Write the listing below out again exactly, dropping the images.

>> Start

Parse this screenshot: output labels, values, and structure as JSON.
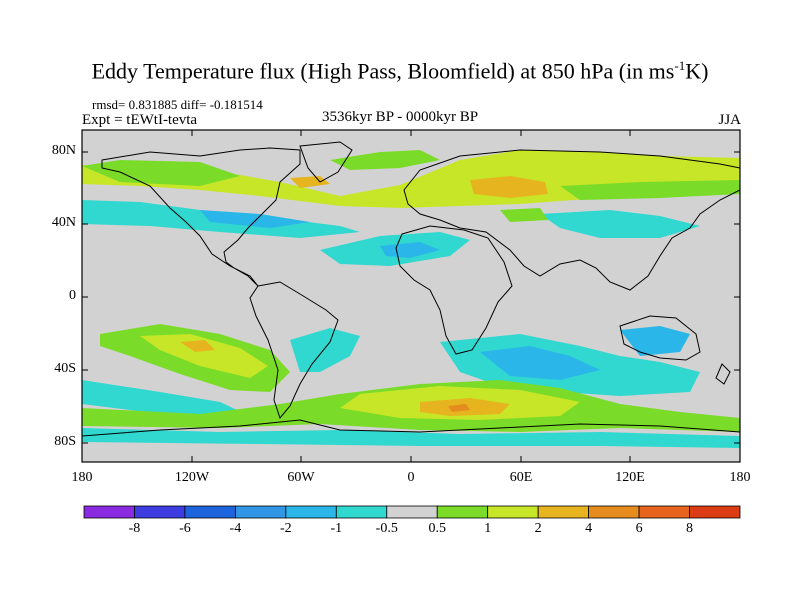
{
  "title": {
    "main": "Eddy Temperature flux (High Pass, Bloomfield) at 850 hPa (in ms",
    "sup": "-1",
    "end": "K)"
  },
  "stats": "rmsd= 0.831885  diff= -0.181514",
  "expt": "Expt = tEWtI-tevta",
  "period": "3536kyr BP - 0000kyr BP",
  "season": "JJA",
  "lat_labels": [
    "80N",
    "40N",
    "0",
    "40S",
    "80S"
  ],
  "lon_labels": [
    "180",
    "120W",
    "60W",
    "0",
    "60E",
    "120E",
    "180"
  ],
  "colorbar": {
    "labels": [
      "-8",
      "-6",
      "-4",
      "-2",
      "-1",
      "-0.5",
      "0.5",
      "1",
      "2",
      "4",
      "6",
      "8"
    ],
    "colors": [
      "#8a2be2",
      "#3c3ce0",
      "#1e64dc",
      "#3296e6",
      "#2ab6e8",
      "#30d8d0",
      "#d2d2d2",
      "#7adc28",
      "#c8e628",
      "#e6b41e",
      "#e68c1e",
      "#e6641e",
      "#dc3c14"
    ]
  },
  "colors": {
    "background": "#d2d2d2",
    "coast": "#000000"
  }
}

>> End

# FINISHED TASK
Parse this screenshot: output labels, values, and structure as JSON.
{
  "title": {
    "main": "Eddy Temperature flux (High Pass, Bloomfield) at 850 hPa (in ms",
    "sup": "-1",
    "end": "K)"
  },
  "stats": "rmsd= 0.831885  diff= -0.181514",
  "expt": "Expt = tEWtI-tevta",
  "period": "3536kyr BP - 0000kyr BP",
  "season": "JJA",
  "lat_labels": [
    "80N",
    "40N",
    "0",
    "40S",
    "80S"
  ],
  "lon_labels": [
    "180",
    "120W",
    "60W",
    "0",
    "60E",
    "120E",
    "180"
  ],
  "colorbar": {
    "labels": [
      "-8",
      "-6",
      "-4",
      "-2",
      "-1",
      "-0.5",
      "0.5",
      "1",
      "2",
      "4",
      "6",
      "8"
    ],
    "colors": [
      "#8a2be2",
      "#3c3ce0",
      "#1e64dc",
      "#3296e6",
      "#2ab6e8",
      "#30d8d0",
      "#d2d2d2",
      "#7adc28",
      "#c8e628",
      "#e6b41e",
      "#e68c1e",
      "#e6641e",
      "#dc3c14"
    ]
  },
  "colors": {
    "background": "#d2d2d2",
    "coast": "#000000"
  }
}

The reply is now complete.